##### DATA TO PROCESS #####

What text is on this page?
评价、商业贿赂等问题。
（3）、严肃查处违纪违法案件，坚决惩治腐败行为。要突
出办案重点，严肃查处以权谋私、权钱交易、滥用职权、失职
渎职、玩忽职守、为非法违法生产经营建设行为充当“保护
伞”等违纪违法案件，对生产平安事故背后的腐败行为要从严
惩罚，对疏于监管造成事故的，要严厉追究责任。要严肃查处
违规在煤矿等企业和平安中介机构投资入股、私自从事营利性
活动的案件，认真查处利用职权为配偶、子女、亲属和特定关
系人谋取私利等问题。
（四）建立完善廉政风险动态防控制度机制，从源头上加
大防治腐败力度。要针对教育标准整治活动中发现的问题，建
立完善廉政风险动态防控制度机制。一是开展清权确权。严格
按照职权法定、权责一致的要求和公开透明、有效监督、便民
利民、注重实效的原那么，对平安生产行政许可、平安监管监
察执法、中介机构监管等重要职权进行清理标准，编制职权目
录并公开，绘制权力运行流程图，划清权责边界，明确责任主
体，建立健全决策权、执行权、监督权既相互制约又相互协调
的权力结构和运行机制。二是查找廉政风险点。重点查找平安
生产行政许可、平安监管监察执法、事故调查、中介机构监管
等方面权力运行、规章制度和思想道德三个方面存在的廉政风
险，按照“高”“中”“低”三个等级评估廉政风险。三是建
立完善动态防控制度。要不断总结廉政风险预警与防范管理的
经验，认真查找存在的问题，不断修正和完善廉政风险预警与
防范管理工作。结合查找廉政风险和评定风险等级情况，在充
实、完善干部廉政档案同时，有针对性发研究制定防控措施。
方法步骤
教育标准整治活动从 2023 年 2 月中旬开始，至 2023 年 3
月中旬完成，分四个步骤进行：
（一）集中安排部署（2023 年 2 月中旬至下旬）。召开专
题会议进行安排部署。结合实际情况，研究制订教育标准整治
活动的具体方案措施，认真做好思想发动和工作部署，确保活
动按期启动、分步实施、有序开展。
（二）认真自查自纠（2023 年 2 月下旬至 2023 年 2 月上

#####

Take the listing above and write it out again exactly.

What text is on this page?
评价、商业贿赂等问题。
（3）、严肃查处违纪违法案件，坚决惩治腐败行为。要突
出办案重点，严肃查处以权谋私、权钱交易、滥用职权、失职
渎职、玩忽职守、为非法违法生产经营建设行为充当“保护
伞”等违纪违法案件，对生产平安事故背后的腐败行为要从严
惩罚，对疏于监管造成事故的，要严厉追究责任。要严肃查处
违规在煤矿等企业和平安中介机构投资入股、私自从事营利性
活动的案件，认真查处利用职权为配偶、子女、亲属和特定关
系人谋取私利等问题。
（四）建立完善廉政风险动态防控制度机制，从源头上加
大防治腐败力度。要针对教育标准整治活动中发现的问题，建
立完善廉政风险动态防控制度机制。一是开展清权确权。严格
按照职权法定、权责一致的要求和公开透明、有效监督、便民
利民、注重实效的原那么，对平安生产行政许可、平安监管监
察执法、中介机构监管等重要职权进行清理标准，编制职权目
录并公开，绘制权力运行流程图，划清权责边界，明确责任主
体，建立健全决策权、执行权、监督权既相互制约又相互协调
的权力结构和运行机制。二是查找廉政风险点。重点查找平安
生产行政许可、平安监管监察执法、事故调查、中介机构监管
等方面权力运行、规章制度和思想道德三个方面存在的廉政风
险，按照“高”“中”“低”三个等级评估廉政风险。三是建
立完善动态防控制度。要不断总结廉政风险预警与防范管理的
经验，认真查找存在的问题，不断修正和完善廉政风险预警与
防范管理工作。结合查找廉政风险和评定风险等级情况，在充
实、完善干部廉政档案同时，有针对性发研究制定防控措施。
方法步骤
教育标准整治活动从 2023 年 2 月中旬开始，至 2023 年 3
月中旬完成，分四个步骤进行：
（一）集中安排部署（2023 年 2 月中旬至下旬）。召开专
题会议进行安排部署。结合实际情况，研究制订教育标准整治
活动的具体方案措施，认真做好思想发动和工作部署，确保活
动按期启动、分步实施、有序开展。
（二）认真自查自纠（2023 年 2 月下旬至 2023 年 2 月上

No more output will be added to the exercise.